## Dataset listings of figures
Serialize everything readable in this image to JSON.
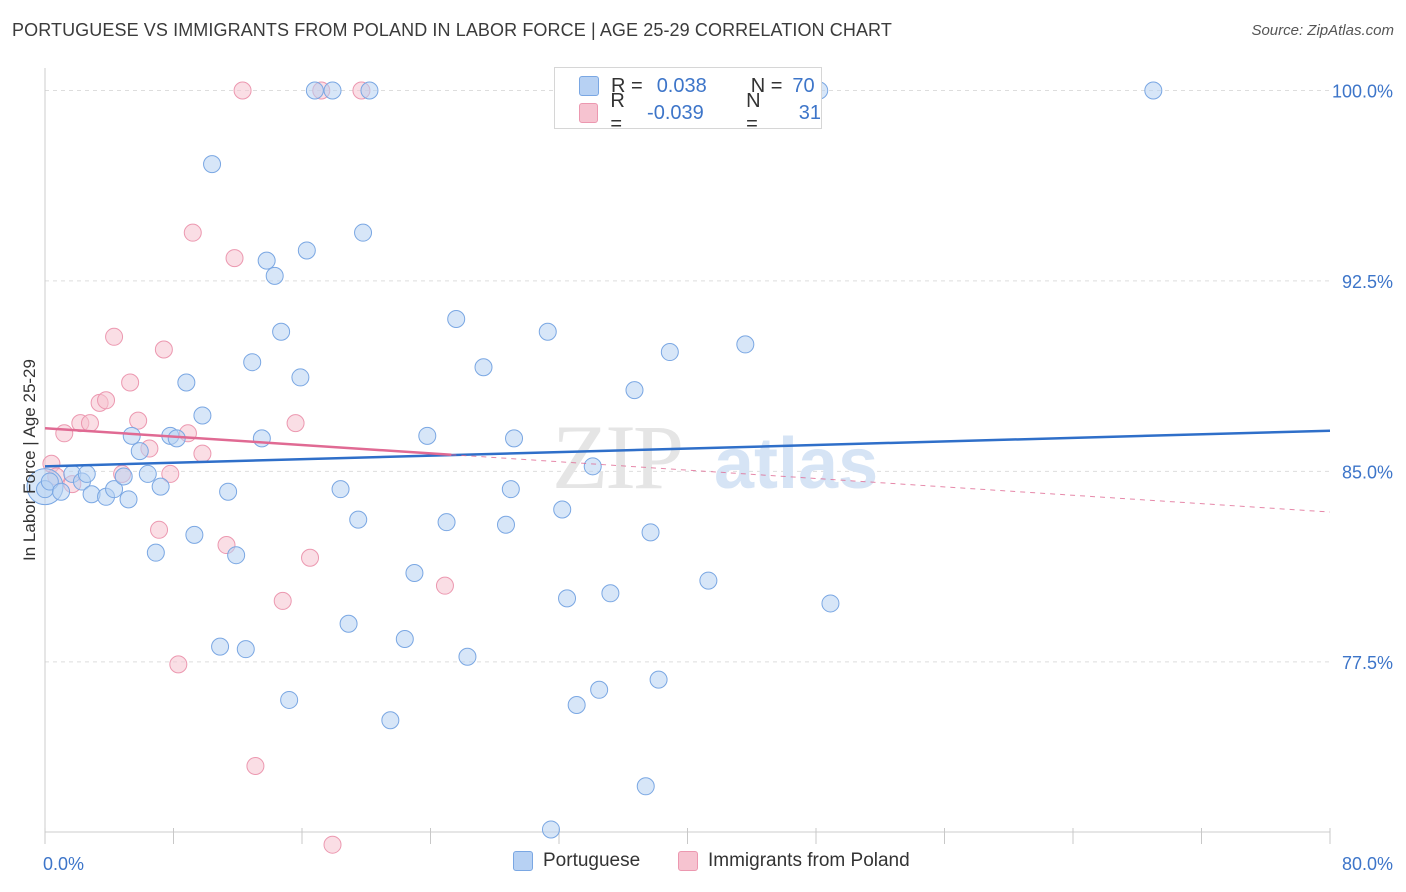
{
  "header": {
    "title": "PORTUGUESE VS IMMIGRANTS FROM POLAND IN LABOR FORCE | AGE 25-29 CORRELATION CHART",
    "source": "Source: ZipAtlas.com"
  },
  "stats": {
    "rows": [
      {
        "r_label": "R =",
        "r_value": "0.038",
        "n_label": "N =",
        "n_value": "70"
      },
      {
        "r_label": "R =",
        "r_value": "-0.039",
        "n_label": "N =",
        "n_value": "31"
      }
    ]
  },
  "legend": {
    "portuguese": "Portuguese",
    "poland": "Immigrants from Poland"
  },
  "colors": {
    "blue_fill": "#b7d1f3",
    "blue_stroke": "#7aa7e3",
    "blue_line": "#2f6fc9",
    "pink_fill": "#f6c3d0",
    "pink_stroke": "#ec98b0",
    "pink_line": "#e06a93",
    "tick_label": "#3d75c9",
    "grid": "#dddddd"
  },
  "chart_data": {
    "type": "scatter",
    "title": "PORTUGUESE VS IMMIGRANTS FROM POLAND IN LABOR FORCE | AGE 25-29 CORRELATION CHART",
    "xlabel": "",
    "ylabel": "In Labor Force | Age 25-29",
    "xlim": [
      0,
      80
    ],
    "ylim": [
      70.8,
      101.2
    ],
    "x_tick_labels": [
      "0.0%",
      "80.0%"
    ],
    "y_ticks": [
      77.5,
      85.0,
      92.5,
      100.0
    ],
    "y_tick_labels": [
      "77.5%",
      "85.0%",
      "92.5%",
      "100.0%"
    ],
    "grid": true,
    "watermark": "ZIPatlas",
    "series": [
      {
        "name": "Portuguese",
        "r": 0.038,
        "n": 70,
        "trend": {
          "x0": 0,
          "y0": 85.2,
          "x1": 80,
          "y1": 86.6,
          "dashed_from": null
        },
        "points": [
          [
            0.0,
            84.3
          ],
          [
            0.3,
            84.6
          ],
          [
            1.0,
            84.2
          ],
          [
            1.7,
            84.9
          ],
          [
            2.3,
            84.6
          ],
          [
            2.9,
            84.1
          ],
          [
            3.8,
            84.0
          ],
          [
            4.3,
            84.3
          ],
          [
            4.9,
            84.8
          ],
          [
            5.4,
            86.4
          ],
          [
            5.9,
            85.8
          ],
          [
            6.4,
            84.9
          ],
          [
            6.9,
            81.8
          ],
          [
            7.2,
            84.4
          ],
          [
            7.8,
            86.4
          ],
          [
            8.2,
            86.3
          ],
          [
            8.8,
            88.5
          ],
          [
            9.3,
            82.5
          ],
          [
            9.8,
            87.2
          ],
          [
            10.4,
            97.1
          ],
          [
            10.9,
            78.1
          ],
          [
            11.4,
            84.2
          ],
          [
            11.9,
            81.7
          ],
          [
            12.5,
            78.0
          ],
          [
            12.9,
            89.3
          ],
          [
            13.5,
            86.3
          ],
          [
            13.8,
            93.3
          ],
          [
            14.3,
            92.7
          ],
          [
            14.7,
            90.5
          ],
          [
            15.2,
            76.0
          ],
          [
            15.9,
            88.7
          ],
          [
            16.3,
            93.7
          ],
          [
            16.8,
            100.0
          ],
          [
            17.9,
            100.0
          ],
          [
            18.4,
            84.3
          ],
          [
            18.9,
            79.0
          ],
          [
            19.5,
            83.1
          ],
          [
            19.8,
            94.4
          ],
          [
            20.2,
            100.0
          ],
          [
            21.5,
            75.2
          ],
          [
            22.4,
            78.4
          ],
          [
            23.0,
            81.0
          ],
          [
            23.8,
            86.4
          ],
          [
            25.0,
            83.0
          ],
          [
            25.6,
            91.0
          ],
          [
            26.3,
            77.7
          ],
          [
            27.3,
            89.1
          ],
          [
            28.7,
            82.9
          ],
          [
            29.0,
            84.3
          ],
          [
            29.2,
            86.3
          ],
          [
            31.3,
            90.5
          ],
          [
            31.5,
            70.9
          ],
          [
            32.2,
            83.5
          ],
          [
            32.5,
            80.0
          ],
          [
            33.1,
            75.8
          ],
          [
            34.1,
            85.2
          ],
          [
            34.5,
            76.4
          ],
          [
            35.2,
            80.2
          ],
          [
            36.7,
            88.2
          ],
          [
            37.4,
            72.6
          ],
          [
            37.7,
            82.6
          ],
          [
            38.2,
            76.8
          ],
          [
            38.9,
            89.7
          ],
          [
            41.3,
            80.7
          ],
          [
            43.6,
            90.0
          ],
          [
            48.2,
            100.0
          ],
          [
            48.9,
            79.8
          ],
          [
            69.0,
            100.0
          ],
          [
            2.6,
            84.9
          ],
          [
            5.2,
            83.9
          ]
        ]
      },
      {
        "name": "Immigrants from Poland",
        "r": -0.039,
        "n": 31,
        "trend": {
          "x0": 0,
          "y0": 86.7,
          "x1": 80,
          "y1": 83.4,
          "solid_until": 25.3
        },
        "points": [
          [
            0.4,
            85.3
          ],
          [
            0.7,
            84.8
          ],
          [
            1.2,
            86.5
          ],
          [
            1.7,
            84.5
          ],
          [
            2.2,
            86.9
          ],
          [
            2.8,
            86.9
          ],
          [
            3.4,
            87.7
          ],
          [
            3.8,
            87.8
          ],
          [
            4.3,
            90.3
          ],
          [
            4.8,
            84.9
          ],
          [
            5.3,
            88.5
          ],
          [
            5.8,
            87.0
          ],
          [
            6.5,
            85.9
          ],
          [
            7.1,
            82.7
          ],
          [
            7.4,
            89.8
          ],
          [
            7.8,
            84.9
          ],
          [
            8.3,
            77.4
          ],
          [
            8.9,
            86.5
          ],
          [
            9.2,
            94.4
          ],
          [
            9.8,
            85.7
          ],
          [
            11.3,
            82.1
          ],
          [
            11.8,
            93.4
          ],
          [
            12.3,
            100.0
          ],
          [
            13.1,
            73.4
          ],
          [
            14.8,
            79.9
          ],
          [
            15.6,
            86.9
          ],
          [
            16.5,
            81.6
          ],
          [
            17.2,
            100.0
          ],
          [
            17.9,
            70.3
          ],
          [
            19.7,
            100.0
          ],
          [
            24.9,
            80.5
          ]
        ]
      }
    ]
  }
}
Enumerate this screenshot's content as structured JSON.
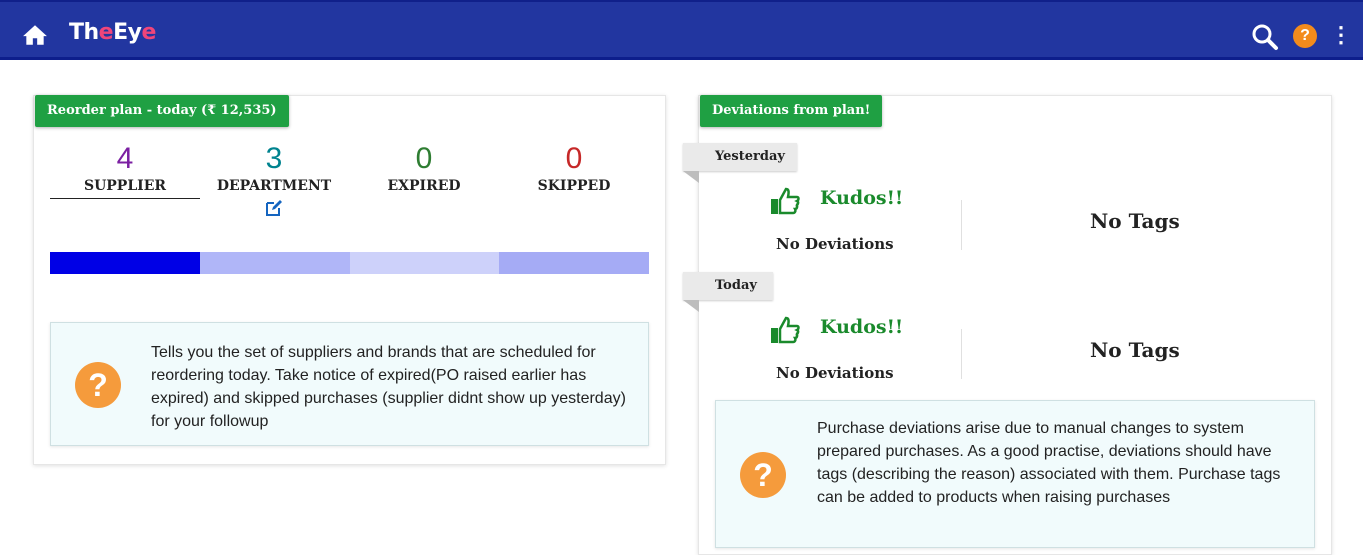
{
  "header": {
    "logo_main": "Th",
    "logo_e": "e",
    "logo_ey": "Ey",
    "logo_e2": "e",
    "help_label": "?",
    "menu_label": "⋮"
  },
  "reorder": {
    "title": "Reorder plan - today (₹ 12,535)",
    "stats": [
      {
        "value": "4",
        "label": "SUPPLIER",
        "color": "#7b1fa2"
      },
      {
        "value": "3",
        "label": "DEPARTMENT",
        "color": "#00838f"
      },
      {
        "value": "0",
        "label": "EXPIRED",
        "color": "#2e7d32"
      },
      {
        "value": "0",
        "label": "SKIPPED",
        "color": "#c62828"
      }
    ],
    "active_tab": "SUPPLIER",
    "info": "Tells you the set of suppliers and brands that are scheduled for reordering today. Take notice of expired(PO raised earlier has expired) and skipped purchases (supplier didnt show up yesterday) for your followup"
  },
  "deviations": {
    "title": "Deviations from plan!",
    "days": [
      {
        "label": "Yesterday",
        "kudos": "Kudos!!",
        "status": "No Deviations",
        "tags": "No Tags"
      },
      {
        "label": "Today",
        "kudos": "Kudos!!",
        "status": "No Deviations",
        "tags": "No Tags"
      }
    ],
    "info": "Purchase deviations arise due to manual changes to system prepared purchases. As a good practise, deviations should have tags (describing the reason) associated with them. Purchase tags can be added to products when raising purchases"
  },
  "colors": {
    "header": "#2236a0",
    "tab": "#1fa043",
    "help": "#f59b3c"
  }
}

## Requirement
Every line above should be returned word for word, with the pictures left behind.

## Result of this exercise
Serialize everything readable in this image to JSON.
{
  "header": {
    "title": "PORTUGUESE VS IMMIGRANTS FROM POLAND IN LABOR FORCE | AGE 25-29 CORRELATION CHART",
    "source": "Source: ZipAtlas.com"
  },
  "stats": {
    "rows": [
      {
        "r_label": "R =",
        "r_value": "0.038",
        "n_label": "N =",
        "n_value": "70"
      },
      {
        "r_label": "R =",
        "r_value": "-0.039",
        "n_label": "N =",
        "n_value": "31"
      }
    ]
  },
  "legend": {
    "portuguese": "Portuguese",
    "poland": "Immigrants from Poland"
  },
  "colors": {
    "blue_fill": "#b7d1f3",
    "blue_stroke": "#7aa7e3",
    "blue_line": "#2f6fc9",
    "pink_fill": "#f6c3d0",
    "pink_stroke": "#ec98b0",
    "pink_line": "#e06a93",
    "tick_label": "#3d75c9",
    "grid": "#dddddd"
  },
  "chart_data": {
    "type": "scatter",
    "title": "PORTUGUESE VS IMMIGRANTS FROM POLAND IN LABOR FORCE | AGE 25-29 CORRELATION CHART",
    "xlabel": "",
    "ylabel": "In Labor Force | Age 25-29",
    "xlim": [
      0,
      80
    ],
    "ylim": [
      70.8,
      101.2
    ],
    "x_tick_labels": [
      "0.0%",
      "80.0%"
    ],
    "y_ticks": [
      77.5,
      85.0,
      92.5,
      100.0
    ],
    "y_tick_labels": [
      "77.5%",
      "85.0%",
      "92.5%",
      "100.0%"
    ],
    "grid": true,
    "watermark": "ZIPatlas",
    "series": [
      {
        "name": "Portuguese",
        "r": 0.038,
        "n": 70,
        "trend": {
          "x0": 0,
          "y0": 85.2,
          "x1": 80,
          "y1": 86.6,
          "dashed_from": null
        },
        "points": [
          [
            0.0,
            84.3
          ],
          [
            0.3,
            84.6
          ],
          [
            1.0,
            84.2
          ],
          [
            1.7,
            84.9
          ],
          [
            2.3,
            84.6
          ],
          [
            2.9,
            84.1
          ],
          [
            3.8,
            84.0
          ],
          [
            4.3,
            84.3
          ],
          [
            4.9,
            84.8
          ],
          [
            5.4,
            86.4
          ],
          [
            5.9,
            85.8
          ],
          [
            6.4,
            84.9
          ],
          [
            6.9,
            81.8
          ],
          [
            7.2,
            84.4
          ],
          [
            7.8,
            86.4
          ],
          [
            8.2,
            86.3
          ],
          [
            8.8,
            88.5
          ],
          [
            9.3,
            82.5
          ],
          [
            9.8,
            87.2
          ],
          [
            10.4,
            97.1
          ],
          [
            10.9,
            78.1
          ],
          [
            11.4,
            84.2
          ],
          [
            11.9,
            81.7
          ],
          [
            12.5,
            78.0
          ],
          [
            12.9,
            89.3
          ],
          [
            13.5,
            86.3
          ],
          [
            13.8,
            93.3
          ],
          [
            14.3,
            92.7
          ],
          [
            14.7,
            90.5
          ],
          [
            15.2,
            76.0
          ],
          [
            15.9,
            88.7
          ],
          [
            16.3,
            93.7
          ],
          [
            16.8,
            100.0
          ],
          [
            17.9,
            100.0
          ],
          [
            18.4,
            84.3
          ],
          [
            18.9,
            79.0
          ],
          [
            19.5,
            83.1
          ],
          [
            19.8,
            94.4
          ],
          [
            20.2,
            100.0
          ],
          [
            21.5,
            75.2
          ],
          [
            22.4,
            78.4
          ],
          [
            23.0,
            81.0
          ],
          [
            23.8,
            86.4
          ],
          [
            25.0,
            83.0
          ],
          [
            25.6,
            91.0
          ],
          [
            26.3,
            77.7
          ],
          [
            27.3,
            89.1
          ],
          [
            28.7,
            82.9
          ],
          [
            29.0,
            84.3
          ],
          [
            29.2,
            86.3
          ],
          [
            31.3,
            90.5
          ],
          [
            31.5,
            70.9
          ],
          [
            32.2,
            83.5
          ],
          [
            32.5,
            80.0
          ],
          [
            33.1,
            75.8
          ],
          [
            34.1,
            85.2
          ],
          [
            34.5,
            76.4
          ],
          [
            35.2,
            80.2
          ],
          [
            36.7,
            88.2
          ],
          [
            37.4,
            72.6
          ],
          [
            37.7,
            82.6
          ],
          [
            38.2,
            76.8
          ],
          [
            38.9,
            89.7
          ],
          [
            41.3,
            80.7
          ],
          [
            43.6,
            90.0
          ],
          [
            48.2,
            100.0
          ],
          [
            48.9,
            79.8
          ],
          [
            69.0,
            100.0
          ],
          [
            2.6,
            84.9
          ],
          [
            5.2,
            83.9
          ]
        ]
      },
      {
        "name": "Immigrants from Poland",
        "r": -0.039,
        "n": 31,
        "trend": {
          "x0": 0,
          "y0": 86.7,
          "x1": 80,
          "y1": 83.4,
          "solid_until": 25.3
        },
        "points": [
          [
            0.4,
            85.3
          ],
          [
            0.7,
            84.8
          ],
          [
            1.2,
            86.5
          ],
          [
            1.7,
            84.5
          ],
          [
            2.2,
            86.9
          ],
          [
            2.8,
            86.9
          ],
          [
            3.4,
            87.7
          ],
          [
            3.8,
            87.8
          ],
          [
            4.3,
            90.3
          ],
          [
            4.8,
            84.9
          ],
          [
            5.3,
            88.5
          ],
          [
            5.8,
            87.0
          ],
          [
            6.5,
            85.9
          ],
          [
            7.1,
            82.7
          ],
          [
            7.4,
            89.8
          ],
          [
            7.8,
            84.9
          ],
          [
            8.3,
            77.4
          ],
          [
            8.9,
            86.5
          ],
          [
            9.2,
            94.4
          ],
          [
            9.8,
            85.7
          ],
          [
            11.3,
            82.1
          ],
          [
            11.8,
            93.4
          ],
          [
            12.3,
            100.0
          ],
          [
            13.1,
            73.4
          ],
          [
            14.8,
            79.9
          ],
          [
            15.6,
            86.9
          ],
          [
            16.5,
            81.6
          ],
          [
            17.2,
            100.0
          ],
          [
            17.9,
            70.3
          ],
          [
            19.7,
            100.0
          ],
          [
            24.9,
            80.5
          ]
        ]
      }
    ]
  }
}
Enumerate this screenshot's content as structured JSON.
{
  "header": {
    "logo_main": "Th",
    "logo_e": "e",
    "logo_ey": "Ey",
    "logo_e2": "e",
    "help_label": "?",
    "menu_label": "⋮"
  },
  "reorder": {
    "title": "Reorder plan - today (₹ 12,535)",
    "stats": [
      {
        "value": "4",
        "label": "SUPPLIER",
        "color": "#7b1fa2"
      },
      {
        "value": "3",
        "label": "DEPARTMENT",
        "color": "#00838f"
      },
      {
        "value": "0",
        "label": "EXPIRED",
        "color": "#2e7d32"
      },
      {
        "value": "0",
        "label": "SKIPPED",
        "color": "#c62828"
      }
    ],
    "active_tab": "SUPPLIER",
    "info": "Tells you the set of suppliers and brands that are scheduled for reordering today. Take notice of expired(PO raised earlier has expired) and skipped purchases (supplier didnt show up yesterday) for your followup"
  },
  "deviations": {
    "title": "Deviations from plan!",
    "days": [
      {
        "label": "Yesterday",
        "kudos": "Kudos!!",
        "status": "No Deviations",
        "tags": "No Tags"
      },
      {
        "label": "Today",
        "kudos": "Kudos!!",
        "status": "No Deviations",
        "tags": "No Tags"
      }
    ],
    "info": "Purchase deviations arise due to manual changes to system prepared purchases. As a good practise, deviations should have tags (describing the reason) associated with them. Purchase tags can be added to products when raising purchases"
  },
  "colors": {
    "header": "#2236a0",
    "tab": "#1fa043",
    "help": "#f59b3c"
  }
}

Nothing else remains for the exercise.